ФОРМУЛИРОВКА ЗАДАНИЯ A =
Верните без изменений фрагмент текста о Евромайдане и запросе на новых лидеров. Начните со слов «Благодаря декабрьским событиям» и остановитесь после слов «оно готово доверять.».

--------

Благодаря декабрьским событиям запрос на лидеров нового поколения стал очевидным. Однако вряд ли общество четко представляет себе, каким именно лидерам оно готово доверять.
Евромайдан пока еще стоит, но уже сейчас причастные к его организации политики, гражданские активисты и общественные деятели всерьез обсуждают вопрос, что делать дальше, когда баррикады будут разобраны. Решение пока одно — работать дальше и нести накопленную энергию в самые дальние уголки страны (преимущественно на Восток). Общественное движение даже успело институализироваться — создана одноименная всеукраинская организация. Ожидания от нее самые разные: одни видят в ней большой стачком, другие — платформу для поддержки на президентских выборах в 2015 году. Но главное ожидание, сформулированное пользователями социальных сетей, — появление некоего социального лифта, который поднимет наверх новых общественных и политических лидеров, сформирует долгожданную «третью силу».
На данный момент нет полной уверенности в том, что этот социальный лифт заработает. С одной стороны, все действительно увидели, что кроме массового протеста Майдан может стать еще и чем-то наподобие общественного детектора лжи, мигом определяющего, где фальшь, лукавство, а где искренность, разоблачающего носителей всех этих качеств и отправляющего их, как говорится, «в сад». Сетевой мэм в таком контексте употребляется не случайно, ведь главная площадь страны живет в двух пространствах — реальном и виртуальном. Эмоционально они немного различаются (действительность более пафосная и воодушевленная, виртуальность — более критичная, а порой саркастичная), но объединены общими убеждениями и технически подкрепляют друг друга. И вот через такой дуализм, как через фильтр, прошли, по сути, все те, кого считают общественными лидерами — политическими и моральными. Прошли все украинские президенты. Прошли все ключевые оппозиционеры. Прошли религиозные деятели, «моральные авторитеты» старшего поколения, объединенные в инициативу «Первое декабря», и более молодые, не входящие ни в какие общественные движения. Никому из них не удалось ни возглавить общественное движение, ни повысить благодаря ему свой рейтинг доверия, а некоторым и вовсе стало понятно — их ресурс исчерпан, пора уступать место другим.
Но кому? Ведь с другой стороны, несмотря на то, что запрос на лидеров нового поколения стал очевидным, вряд ли можно сказать, что общество четко представляет себе, каким именно лидерам оно готово доверять, кого из них оно готово наделить политической властью. Представить себе образ этого лидера легче по принципу «от обратного». Так, ясно, что он больше не сможет покорять сердца миллионов архетипичным образом — патриархальным («батько нации») или матриархальным («берегиня нации»). Ему придется подбадривать убежденных и одухотворять сомневающихся силой здравомыслия, прагматизма и рассудительности. Ясно также, что этот лидер должен быть лишен харизмы революционного вождя — как раз наоборот, ему, очевидно, следует быть немного скептиком, капельку анархистом, личностью, способной отстраненно посмотреть на окружающую действительность и сплотить единомышленников вокруг идеи модернизации Украины, построения справедливого государства. Таким образом вырисовывается типаж этакого «общественника» — человека образованного, не бедного, но и не слишком богатого, принципиального, верящего в идеалы. Здесь и возникает три вопроса, на которые пока нет однозначного ответа. Первый — готово ли общество доверять таким «общественникам», если до сих пор ему привычнее были образы крепких хозяйственников, харизматичных политиков или просто народных героев? Второй — готовы ли сами потенциальные лидеры сесть в социальный лифт, о котором говорилось выше, — то есть выразить готовность быть нанятыми на службу обществу, отчитываться перед ним за свои дела? Третий: какое количество новых героев требуется для того, чтобы «перезагрузить» страну, — несколько десятков или несколько тысяч, — и сколько времени придется ждать, пока они заявят о себе? Ведь несмотря на то, что упомянутые события стали мощным катализатором формирования нового поколения лидеров, это поколение не может выкристаллизоваться за месяц, тогда как «перезагрузка» требуется уже сейчас.

--------

ФОРМУЛИРОВКА ЗАДАНИЯ B =
Перепишите в виде таблицы Markdown строки листинга с самого его начала по строку, содержащую «column-header[interactable]: Host xyxy=(139,71,205,82)», включительно, пропустив пустые строки. В столбце «№» укажите номер строки, а в столбце «Строка» приведите ее текст.

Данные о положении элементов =
--------

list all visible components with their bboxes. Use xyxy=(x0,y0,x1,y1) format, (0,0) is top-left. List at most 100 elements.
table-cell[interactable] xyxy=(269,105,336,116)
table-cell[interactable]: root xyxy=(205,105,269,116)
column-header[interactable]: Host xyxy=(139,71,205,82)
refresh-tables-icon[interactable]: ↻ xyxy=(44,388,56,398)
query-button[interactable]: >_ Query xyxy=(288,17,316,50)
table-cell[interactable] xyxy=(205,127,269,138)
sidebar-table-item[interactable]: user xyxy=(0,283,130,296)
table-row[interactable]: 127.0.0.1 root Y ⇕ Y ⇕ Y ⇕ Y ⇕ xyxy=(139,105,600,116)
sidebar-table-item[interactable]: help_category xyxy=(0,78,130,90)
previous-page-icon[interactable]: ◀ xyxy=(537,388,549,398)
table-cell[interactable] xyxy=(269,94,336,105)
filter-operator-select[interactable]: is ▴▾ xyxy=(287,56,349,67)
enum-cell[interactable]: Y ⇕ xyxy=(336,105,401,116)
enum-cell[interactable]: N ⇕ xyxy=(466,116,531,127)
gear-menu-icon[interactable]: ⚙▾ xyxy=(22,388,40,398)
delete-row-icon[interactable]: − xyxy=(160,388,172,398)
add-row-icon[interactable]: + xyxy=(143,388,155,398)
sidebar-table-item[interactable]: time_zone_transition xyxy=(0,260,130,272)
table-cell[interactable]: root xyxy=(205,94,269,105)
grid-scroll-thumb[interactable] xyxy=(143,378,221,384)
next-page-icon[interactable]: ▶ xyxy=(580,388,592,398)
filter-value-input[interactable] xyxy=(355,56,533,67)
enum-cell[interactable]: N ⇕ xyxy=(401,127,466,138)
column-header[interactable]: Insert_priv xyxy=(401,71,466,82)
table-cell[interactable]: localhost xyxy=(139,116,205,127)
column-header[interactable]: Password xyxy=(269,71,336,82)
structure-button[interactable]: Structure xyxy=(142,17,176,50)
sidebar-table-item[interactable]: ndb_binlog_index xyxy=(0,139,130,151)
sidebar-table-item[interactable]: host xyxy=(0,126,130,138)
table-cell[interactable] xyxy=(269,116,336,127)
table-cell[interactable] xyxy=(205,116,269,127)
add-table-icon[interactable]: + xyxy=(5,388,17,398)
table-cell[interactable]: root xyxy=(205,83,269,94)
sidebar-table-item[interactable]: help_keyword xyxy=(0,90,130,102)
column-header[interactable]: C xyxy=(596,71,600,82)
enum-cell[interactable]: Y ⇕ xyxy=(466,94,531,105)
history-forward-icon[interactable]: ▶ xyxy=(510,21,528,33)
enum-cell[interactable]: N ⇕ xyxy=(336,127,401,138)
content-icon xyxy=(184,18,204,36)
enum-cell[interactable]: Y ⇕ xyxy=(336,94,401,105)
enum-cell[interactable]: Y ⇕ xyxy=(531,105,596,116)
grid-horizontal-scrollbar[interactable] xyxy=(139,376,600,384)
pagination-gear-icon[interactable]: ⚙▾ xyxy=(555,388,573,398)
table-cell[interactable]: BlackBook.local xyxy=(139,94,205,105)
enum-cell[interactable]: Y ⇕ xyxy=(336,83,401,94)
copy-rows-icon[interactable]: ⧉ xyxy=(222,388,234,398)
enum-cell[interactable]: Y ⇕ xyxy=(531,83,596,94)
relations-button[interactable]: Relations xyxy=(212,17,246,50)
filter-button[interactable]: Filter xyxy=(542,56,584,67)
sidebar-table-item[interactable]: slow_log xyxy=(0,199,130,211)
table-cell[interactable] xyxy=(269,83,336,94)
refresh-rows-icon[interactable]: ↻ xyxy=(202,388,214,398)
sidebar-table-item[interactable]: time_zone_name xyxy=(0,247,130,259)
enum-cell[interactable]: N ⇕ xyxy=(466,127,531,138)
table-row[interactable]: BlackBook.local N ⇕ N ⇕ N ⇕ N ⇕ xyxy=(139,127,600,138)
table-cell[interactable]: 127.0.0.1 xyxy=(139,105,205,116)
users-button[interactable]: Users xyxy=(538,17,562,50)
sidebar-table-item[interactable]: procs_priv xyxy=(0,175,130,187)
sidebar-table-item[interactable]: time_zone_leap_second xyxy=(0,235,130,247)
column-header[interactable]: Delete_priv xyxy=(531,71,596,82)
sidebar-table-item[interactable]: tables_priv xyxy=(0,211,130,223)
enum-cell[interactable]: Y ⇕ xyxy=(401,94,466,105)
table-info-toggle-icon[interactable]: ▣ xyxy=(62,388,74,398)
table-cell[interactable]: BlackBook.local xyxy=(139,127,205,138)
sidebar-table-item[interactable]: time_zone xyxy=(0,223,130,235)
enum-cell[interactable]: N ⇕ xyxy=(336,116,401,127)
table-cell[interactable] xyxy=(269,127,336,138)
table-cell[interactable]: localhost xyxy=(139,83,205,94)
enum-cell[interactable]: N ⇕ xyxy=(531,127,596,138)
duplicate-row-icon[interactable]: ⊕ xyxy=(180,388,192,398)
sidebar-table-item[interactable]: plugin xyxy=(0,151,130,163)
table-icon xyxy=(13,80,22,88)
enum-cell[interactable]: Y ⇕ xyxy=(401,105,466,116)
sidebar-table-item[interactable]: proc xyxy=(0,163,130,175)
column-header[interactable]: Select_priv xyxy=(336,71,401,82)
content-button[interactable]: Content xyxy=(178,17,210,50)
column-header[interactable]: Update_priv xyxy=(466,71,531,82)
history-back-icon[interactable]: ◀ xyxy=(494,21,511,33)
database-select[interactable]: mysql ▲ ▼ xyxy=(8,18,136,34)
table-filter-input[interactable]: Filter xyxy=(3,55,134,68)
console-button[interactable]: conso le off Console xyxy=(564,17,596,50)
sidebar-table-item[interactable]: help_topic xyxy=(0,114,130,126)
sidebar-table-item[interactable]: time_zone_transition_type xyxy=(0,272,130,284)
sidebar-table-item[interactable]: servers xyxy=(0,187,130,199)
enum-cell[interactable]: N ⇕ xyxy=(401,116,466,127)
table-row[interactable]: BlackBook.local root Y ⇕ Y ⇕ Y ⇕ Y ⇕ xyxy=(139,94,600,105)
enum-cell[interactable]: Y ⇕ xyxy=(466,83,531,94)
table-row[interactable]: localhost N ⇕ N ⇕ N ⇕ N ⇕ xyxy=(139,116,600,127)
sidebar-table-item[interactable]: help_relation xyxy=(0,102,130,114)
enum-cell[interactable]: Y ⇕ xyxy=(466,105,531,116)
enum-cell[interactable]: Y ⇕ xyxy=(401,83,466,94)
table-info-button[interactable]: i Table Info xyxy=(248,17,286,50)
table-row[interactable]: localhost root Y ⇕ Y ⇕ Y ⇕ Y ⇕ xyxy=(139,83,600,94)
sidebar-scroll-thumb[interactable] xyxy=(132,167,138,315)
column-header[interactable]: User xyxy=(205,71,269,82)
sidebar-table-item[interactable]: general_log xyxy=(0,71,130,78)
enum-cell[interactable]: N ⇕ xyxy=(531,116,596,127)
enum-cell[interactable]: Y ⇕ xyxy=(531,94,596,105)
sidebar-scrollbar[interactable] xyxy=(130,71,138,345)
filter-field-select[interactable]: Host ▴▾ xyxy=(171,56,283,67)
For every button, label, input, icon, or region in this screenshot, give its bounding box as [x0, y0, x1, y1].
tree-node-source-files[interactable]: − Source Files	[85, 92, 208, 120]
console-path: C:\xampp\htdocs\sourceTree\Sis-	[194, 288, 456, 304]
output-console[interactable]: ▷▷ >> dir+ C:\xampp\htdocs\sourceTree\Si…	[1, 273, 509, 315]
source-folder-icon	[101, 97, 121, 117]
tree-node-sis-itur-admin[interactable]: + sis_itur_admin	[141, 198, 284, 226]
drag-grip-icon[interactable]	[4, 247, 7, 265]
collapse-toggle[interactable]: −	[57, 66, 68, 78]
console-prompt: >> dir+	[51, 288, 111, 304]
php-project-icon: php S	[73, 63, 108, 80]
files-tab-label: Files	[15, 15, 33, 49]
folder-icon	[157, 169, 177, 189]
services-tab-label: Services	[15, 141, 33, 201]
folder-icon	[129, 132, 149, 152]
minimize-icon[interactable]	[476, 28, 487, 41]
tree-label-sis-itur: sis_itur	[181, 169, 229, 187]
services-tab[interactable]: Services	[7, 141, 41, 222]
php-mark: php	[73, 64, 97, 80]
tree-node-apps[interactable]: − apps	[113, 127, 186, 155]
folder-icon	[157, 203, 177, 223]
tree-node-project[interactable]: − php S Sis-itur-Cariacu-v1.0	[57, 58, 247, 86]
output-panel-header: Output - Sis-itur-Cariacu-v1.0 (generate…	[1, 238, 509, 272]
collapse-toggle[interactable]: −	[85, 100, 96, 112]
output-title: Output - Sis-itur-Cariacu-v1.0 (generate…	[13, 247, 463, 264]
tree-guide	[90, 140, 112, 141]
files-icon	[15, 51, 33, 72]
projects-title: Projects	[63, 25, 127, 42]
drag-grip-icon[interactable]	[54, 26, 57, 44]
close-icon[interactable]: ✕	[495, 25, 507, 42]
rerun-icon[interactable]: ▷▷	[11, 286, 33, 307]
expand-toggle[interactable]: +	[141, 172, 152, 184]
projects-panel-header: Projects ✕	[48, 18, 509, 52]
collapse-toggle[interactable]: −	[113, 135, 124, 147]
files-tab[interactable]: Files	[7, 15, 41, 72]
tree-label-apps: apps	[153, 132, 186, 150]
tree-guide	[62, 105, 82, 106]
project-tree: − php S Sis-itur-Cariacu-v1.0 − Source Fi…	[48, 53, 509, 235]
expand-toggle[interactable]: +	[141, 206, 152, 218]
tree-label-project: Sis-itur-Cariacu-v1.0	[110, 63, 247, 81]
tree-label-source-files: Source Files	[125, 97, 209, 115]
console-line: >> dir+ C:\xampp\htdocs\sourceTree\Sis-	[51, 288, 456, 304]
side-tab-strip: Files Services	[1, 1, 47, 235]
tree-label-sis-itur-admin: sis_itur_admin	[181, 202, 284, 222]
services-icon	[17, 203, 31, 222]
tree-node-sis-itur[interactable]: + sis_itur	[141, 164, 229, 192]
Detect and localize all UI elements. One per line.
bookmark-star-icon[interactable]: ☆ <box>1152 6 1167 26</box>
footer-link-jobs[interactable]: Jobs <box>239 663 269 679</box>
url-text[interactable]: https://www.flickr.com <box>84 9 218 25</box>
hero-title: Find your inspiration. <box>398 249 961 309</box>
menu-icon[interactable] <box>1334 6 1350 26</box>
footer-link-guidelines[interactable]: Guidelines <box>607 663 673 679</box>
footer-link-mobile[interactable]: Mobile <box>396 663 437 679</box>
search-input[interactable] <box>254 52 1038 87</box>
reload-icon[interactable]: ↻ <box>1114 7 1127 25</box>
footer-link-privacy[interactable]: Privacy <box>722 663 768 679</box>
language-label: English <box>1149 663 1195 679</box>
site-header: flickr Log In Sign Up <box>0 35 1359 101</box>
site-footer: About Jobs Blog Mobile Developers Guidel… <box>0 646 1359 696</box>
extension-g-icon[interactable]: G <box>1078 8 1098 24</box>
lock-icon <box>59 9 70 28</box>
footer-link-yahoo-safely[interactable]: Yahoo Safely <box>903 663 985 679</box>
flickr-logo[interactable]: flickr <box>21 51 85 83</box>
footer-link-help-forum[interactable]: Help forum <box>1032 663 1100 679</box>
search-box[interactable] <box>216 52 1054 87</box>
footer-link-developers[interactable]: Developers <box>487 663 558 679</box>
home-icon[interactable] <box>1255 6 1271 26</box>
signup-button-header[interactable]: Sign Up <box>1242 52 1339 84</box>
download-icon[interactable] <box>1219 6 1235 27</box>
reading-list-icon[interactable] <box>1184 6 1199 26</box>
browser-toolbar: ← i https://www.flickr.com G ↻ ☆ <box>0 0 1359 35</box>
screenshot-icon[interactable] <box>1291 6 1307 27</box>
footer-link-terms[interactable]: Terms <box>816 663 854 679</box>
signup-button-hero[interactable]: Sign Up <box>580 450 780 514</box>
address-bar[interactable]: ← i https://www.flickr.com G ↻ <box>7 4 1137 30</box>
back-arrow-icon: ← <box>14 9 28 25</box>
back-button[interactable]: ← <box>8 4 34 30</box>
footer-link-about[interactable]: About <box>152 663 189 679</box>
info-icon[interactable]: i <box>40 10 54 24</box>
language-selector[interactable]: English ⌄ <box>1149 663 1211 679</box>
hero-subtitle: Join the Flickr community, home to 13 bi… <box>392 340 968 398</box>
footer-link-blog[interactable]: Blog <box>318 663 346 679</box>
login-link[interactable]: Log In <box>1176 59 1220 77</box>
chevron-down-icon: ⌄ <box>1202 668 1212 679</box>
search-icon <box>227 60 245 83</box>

--------

ОТВЕТ НА ЗАДАНИЕ A =
Благодаря декабрьским событиям запрос на лидеров нового поколения стал очевидным. Однако вряд ли общество четко представляет себе, каким именно лидерам оно готово доверять.

ОТВЕТ НА ЗАДАНИЕ B =
| № | Строка |
|---|---|
| 1 | list all visible components with their bboxes. Use xyxy=(x0,y0,x1,y1) format, (0,0) is top-left. List at most 100 elements. |
| 2 | table-cell[interactable] xyxy=(269,105,336,116) |
| 3 | table-cell[interactable]: root xyxy=(205,105,269,116) |
| 4 | column-header[interactable]: Host xyxy=(139,71,205,82) |